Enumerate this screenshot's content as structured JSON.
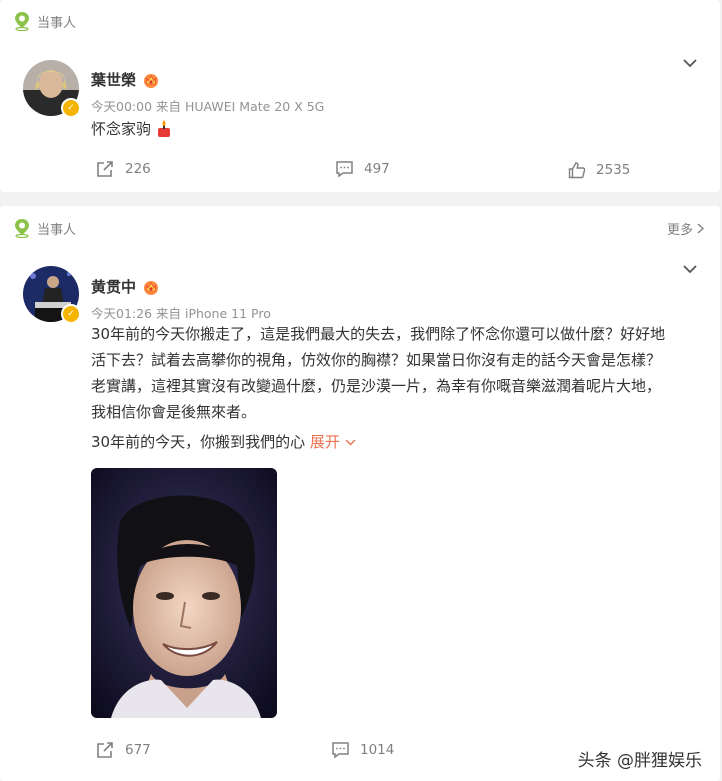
{
  "posts": [
    {
      "source_label": "当事人",
      "username": "葉世榮",
      "meta": "今天00:00  来自 HUAWEI Mate 20 X 5G",
      "text": "怀念家驹",
      "actions": {
        "repost": "226",
        "comment": "497",
        "like": "2535"
      }
    },
    {
      "source_label": "当事人",
      "more_label": "更多",
      "username": "黄贯中",
      "meta": "今天01:26  来自 iPhone 11 Pro",
      "text_lines": [
        "30年前的今天你搬走了，這是我們最大的失去，我們除了怀念你還可以做什麼？好好地",
        "活下去？試着去高攀你的視角，仿效你的胸襟？如果當日你沒有走的話今天會是怎樣？",
        "老實講，這裡其實沒有改變過什麼，仍是沙漠一片，為幸有你嘅音樂滋潤着呢片大地，",
        "我相信你會是後無來者。"
      ],
      "subtitle": "30年前的今天，你搬到我們的心",
      "expand_label": "展开",
      "actions": {
        "repost": "677",
        "comment": "1014"
      }
    }
  ],
  "watermark": "头条 @胖狸娱乐",
  "colors": {
    "source_icon": "#8bc34a",
    "verified": "#f4b400",
    "expand_link": "#eb7350"
  }
}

● **Instruction**
Each record should be quoted exactly, with the images omitted.

● **Output for this task**
Enumerate this screenshot's content as structured JSON.
{
  "posts": [
    {
      "source_label": "当事人",
      "username": "葉世榮",
      "meta": "今天00:00  来自 HUAWEI Mate 20 X 5G",
      "text": "怀念家驹",
      "actions": {
        "repost": "226",
        "comment": "497",
        "like": "2535"
      }
    },
    {
      "source_label": "当事人",
      "more_label": "更多",
      "username": "黄贯中",
      "meta": "今天01:26  来自 iPhone 11 Pro",
      "text_lines": [
        "30年前的今天你搬走了，這是我們最大的失去，我們除了怀念你還可以做什麼？好好地",
        "活下去？試着去高攀你的視角，仿效你的胸襟？如果當日你沒有走的話今天會是怎樣？",
        "老實講，這裡其實沒有改變過什麼，仍是沙漠一片，為幸有你嘅音樂滋潤着呢片大地，",
        "我相信你會是後無來者。"
      ],
      "subtitle": "30年前的今天，你搬到我們的心",
      "expand_label": "展开",
      "actions": {
        "repost": "677",
        "comment": "1014"
      }
    }
  ],
  "watermark": "头条 @胖狸娱乐",
  "colors": {
    "source_icon": "#8bc34a",
    "verified": "#f4b400",
    "expand_link": "#eb7350"
  }
}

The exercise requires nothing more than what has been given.